▶ _PROVIDED RECORDS_
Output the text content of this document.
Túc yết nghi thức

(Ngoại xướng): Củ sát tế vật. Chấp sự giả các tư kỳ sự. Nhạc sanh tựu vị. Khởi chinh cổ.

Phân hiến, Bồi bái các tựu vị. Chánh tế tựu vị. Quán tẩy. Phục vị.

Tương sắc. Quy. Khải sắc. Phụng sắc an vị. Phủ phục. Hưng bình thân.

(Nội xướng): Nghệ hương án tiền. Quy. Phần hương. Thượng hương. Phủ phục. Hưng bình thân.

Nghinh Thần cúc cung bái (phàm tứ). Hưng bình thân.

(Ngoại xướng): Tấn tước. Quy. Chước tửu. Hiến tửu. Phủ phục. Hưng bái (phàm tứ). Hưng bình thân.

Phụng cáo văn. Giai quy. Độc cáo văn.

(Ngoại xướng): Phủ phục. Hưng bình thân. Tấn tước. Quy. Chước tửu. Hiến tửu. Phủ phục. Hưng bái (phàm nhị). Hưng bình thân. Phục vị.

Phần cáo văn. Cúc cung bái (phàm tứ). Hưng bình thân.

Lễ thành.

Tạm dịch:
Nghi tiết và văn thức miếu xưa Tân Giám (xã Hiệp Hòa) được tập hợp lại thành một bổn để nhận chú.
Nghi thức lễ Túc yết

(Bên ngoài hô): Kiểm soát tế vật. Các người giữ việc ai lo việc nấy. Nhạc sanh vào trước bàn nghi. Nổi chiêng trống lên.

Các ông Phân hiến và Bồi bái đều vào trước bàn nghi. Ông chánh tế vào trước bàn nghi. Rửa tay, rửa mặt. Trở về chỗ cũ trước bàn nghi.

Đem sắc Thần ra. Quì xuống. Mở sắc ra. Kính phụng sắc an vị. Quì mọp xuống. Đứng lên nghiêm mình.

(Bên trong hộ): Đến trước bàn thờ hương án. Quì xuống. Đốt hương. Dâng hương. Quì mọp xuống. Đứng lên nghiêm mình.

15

▶ _REQUEST_
Extract every record. Keep wording exact.

▶ _TASK OUTPUT_
Output the text content of this document.
Túc yết nghi thức

(Ngoại xướng): Củ sát tế vật. Chấp sự giả các tư kỳ sự. Nhạc sanh tựu vị. Khởi chinh cổ.

Phân hiến, Bồi bái các tựu vị. Chánh tế tựu vị. Quán tẩy. Phục vị.

Tương sắc. Quy. Khải sắc. Phụng sắc an vị. Phủ phục. Hưng bình thân.

(Nội xướng): Nghệ hương án tiền. Quy. Phần hương. Thượng hương. Phủ phục. Hưng bình thân.

Nghinh Thần cúc cung bái (phàm tứ). Hưng bình thân.

(Ngoại xướng): Tấn tước. Quy. Chước tửu. Hiến tửu. Phủ phục. Hưng bái (phàm tứ). Hưng bình thân.

Phụng cáo văn. Giai quy. Độc cáo văn.

(Ngoại xướng): Phủ phục. Hưng bình thân. Tấn tước. Quy. Chước tửu. Hiến tửu. Phủ phục. Hưng bái (phàm nhị). Hưng bình thân. Phục vị.

Phần cáo văn. Cúc cung bái (phàm tứ). Hưng bình thân.

Lễ thành.

Tạm dịch:
Nghi tiết và văn thức miếu xưa Tân Giám (xã Hiệp Hòa) được tập hợp lại thành một bổn để nhận chú.
Nghi thức lễ Túc yết

(Bên ngoài hô): Kiểm soát tế vật. Các người giữ việc ai lo việc nấy. Nhạc sanh vào trước bàn nghi. Nổi chiêng trống lên.

Các ông Phân hiến và Bồi bái đều vào trước bàn nghi. Ông chánh tế vào trước bàn nghi. Rửa tay, rửa mặt. Trở về chỗ cũ trước bàn nghi.

Đem sắc Thần ra. Quì xuống. Mở sắc ra. Kính phụng sắc an vị. Quì mọp xuống. Đứng lên nghiêm mình.

(Bên trong hộ): Đến trước bàn thờ hương án. Quì xuống. Đốt hương. Dâng hương. Quì mọp xuống. Đứng lên nghiêm mình.

15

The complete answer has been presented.